▸ **WORK TO BE COMPLETED**
Copy every line of the data in which the word "законом" occurs.

▸ **PROVIDED DATA**
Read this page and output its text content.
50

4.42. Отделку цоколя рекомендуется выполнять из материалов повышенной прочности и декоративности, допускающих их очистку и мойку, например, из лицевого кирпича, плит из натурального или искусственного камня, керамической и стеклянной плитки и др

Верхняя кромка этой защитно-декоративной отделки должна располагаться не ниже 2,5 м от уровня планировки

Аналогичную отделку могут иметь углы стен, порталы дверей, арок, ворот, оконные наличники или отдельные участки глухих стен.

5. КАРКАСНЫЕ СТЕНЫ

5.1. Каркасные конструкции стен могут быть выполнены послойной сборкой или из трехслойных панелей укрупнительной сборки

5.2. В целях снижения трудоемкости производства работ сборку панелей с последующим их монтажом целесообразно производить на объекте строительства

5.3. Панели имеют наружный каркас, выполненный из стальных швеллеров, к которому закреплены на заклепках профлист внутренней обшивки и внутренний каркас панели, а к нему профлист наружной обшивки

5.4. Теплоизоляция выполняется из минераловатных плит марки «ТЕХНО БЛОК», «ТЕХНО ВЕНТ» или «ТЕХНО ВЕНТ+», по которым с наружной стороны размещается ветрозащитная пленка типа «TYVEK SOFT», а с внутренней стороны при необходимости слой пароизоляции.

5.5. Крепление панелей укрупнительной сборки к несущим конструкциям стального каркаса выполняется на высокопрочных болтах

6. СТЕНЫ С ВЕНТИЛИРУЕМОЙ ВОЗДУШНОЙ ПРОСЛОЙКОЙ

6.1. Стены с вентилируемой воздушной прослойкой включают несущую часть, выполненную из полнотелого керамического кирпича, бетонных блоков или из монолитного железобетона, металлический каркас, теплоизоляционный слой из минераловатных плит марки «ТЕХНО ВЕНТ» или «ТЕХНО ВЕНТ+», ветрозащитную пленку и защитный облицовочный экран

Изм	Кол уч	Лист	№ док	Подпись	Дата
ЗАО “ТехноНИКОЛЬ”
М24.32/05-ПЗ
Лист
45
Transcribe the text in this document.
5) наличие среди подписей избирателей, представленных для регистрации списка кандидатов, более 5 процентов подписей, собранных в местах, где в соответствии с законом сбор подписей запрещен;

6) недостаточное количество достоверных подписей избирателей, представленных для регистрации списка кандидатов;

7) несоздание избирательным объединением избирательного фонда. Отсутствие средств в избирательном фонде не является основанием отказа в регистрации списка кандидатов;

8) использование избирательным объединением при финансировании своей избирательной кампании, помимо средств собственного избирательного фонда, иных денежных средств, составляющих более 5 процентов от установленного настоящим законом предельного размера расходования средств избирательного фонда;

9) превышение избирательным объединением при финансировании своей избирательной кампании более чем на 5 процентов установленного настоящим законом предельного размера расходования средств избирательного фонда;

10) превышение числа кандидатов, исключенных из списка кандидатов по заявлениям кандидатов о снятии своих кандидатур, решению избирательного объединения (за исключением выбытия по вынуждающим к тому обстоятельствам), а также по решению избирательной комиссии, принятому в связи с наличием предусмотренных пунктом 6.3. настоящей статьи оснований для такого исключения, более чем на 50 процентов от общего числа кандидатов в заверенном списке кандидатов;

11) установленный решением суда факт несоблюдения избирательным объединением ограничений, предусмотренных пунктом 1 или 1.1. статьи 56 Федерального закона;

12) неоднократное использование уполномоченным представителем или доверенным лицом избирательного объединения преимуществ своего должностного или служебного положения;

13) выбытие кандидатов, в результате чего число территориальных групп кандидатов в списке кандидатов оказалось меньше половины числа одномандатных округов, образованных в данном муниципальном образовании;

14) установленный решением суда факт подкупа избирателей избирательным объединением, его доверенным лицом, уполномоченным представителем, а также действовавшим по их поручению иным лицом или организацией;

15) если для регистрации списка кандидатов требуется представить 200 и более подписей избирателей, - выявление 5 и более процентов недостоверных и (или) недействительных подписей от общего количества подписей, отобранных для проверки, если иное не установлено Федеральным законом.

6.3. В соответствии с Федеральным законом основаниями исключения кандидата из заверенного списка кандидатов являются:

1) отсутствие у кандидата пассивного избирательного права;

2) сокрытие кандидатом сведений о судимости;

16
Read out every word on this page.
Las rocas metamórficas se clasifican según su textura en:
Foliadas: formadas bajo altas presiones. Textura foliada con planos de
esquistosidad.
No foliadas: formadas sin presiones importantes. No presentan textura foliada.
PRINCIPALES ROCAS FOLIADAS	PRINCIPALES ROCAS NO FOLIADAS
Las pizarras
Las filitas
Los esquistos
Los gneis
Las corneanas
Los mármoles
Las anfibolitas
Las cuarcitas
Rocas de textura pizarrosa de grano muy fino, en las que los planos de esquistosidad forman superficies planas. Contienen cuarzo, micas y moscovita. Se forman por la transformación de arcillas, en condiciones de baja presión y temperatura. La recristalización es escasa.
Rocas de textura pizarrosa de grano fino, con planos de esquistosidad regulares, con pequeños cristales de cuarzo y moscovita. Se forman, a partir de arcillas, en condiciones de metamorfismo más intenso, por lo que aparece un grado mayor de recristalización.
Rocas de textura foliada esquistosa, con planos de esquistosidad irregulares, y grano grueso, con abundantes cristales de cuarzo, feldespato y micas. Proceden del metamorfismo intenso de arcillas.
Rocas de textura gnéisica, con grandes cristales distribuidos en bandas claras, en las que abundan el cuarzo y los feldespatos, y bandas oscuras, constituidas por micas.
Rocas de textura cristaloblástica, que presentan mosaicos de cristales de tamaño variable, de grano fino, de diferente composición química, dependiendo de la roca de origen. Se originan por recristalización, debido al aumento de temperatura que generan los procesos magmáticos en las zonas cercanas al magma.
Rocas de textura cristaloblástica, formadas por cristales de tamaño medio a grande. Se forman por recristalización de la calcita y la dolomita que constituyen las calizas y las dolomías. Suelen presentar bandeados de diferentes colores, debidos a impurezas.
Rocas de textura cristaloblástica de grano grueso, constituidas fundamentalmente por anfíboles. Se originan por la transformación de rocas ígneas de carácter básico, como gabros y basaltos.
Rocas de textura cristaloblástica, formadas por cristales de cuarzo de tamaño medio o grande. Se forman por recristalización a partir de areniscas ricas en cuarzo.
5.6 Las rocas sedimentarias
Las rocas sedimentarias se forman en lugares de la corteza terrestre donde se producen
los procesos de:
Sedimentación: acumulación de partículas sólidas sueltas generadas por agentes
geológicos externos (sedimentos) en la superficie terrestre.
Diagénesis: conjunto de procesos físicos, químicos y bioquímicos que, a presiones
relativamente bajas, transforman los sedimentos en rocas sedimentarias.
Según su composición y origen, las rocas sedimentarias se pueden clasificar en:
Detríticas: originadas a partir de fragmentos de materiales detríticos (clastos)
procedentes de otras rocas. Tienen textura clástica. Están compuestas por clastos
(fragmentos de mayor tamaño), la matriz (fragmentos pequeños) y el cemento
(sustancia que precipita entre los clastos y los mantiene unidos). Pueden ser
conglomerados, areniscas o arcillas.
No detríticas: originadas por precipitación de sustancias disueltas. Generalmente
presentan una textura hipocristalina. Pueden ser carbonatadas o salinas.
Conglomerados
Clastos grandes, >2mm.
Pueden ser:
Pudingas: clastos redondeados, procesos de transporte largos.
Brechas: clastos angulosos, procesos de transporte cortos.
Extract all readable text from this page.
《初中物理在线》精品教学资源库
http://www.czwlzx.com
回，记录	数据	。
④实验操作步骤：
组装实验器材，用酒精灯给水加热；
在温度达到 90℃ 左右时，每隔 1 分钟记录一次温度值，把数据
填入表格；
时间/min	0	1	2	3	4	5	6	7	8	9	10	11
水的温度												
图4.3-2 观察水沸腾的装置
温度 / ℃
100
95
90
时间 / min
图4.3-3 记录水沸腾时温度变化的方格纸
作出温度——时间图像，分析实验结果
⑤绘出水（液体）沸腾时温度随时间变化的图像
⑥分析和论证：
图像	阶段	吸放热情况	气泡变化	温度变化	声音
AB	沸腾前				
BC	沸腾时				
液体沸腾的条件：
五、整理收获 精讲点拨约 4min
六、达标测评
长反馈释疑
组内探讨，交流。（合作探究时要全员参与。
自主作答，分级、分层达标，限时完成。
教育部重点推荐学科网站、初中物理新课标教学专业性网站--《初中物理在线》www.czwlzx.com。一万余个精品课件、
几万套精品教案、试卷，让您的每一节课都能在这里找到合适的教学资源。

▸ **EXERCISE ANSWER**
5) наличие среди подписей избирателей, представленных для регистрации списка кандидатов, более 5 процентов подписей, собранных в местах, где в соответствии с законом сбор подписей запрещен;
8) использование избирательным объединением при финансировании своей избирательной кампании, помимо средств собственного избирательного фонда, иных денежных средств, составляющих более 5 процентов от установленного настоящим законом предельного размера расходования средств избирательного фонда;
9) превышение избирательным объединением при финансировании своей избирательной кампании более чем на 5 процентов установленного настоящим законом предельного размера расходования средств избирательного фонда;
15) если для регистрации списка кандидатов требуется представить 200 и более подписей избирателей, - выявление 5 и более процентов недостоверных и (или) недействительных подписей от общего количества подписей, отобранных для проверки, если иное не установлено Федеральным законом.
6.3. В соответствии с Федеральным законом основаниями исключения кандидата из заверенного списка кандидатов являются:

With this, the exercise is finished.